** START OF Records for the exercise **
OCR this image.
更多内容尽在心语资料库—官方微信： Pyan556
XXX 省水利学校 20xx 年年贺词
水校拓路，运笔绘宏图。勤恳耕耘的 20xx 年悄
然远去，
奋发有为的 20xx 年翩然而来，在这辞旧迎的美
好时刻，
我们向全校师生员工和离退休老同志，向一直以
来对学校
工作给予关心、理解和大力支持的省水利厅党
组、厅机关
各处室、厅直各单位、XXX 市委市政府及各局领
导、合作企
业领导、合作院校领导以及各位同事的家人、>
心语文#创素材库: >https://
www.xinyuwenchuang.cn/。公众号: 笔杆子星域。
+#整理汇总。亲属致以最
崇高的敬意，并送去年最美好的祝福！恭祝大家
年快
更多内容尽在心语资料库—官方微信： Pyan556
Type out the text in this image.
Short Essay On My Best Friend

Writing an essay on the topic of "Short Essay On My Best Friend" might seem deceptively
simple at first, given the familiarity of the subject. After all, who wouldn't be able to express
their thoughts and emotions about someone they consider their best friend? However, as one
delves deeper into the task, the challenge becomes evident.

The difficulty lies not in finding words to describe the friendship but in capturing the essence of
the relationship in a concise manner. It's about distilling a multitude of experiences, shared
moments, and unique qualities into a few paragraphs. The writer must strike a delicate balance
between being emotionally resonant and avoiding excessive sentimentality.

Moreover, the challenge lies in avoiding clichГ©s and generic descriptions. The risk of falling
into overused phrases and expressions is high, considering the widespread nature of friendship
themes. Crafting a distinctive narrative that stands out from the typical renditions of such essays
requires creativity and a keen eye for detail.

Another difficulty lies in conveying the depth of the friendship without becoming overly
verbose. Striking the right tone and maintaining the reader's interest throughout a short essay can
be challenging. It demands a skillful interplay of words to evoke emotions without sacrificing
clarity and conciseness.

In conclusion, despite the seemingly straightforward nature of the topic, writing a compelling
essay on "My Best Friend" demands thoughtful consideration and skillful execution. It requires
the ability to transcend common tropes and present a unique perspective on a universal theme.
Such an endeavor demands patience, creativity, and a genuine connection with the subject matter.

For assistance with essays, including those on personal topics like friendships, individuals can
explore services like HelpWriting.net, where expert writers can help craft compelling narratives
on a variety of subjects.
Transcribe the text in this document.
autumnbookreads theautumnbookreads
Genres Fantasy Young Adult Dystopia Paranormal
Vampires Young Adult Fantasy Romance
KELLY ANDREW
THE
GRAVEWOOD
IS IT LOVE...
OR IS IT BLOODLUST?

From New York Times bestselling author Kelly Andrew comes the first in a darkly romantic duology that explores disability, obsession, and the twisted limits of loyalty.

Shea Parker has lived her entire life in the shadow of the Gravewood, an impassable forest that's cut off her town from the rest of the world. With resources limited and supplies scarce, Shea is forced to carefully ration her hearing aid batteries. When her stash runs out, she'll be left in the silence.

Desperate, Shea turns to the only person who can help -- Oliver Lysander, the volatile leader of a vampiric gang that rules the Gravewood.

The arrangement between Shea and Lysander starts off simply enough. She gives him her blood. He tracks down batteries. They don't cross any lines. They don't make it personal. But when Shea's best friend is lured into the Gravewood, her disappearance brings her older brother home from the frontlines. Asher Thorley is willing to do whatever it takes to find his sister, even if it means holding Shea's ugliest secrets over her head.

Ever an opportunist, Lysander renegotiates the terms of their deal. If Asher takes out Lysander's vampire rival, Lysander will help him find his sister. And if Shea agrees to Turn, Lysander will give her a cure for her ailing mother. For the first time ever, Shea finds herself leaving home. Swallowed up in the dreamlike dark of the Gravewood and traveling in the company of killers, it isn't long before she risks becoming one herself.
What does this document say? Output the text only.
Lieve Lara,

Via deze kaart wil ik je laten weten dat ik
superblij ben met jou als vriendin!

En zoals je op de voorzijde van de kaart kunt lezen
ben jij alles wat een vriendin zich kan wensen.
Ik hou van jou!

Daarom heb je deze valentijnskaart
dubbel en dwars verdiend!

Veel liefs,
** END OF Records for the exercise **
Determine the count of lines in the data above with the string "deze" in them, and give that count alone.

2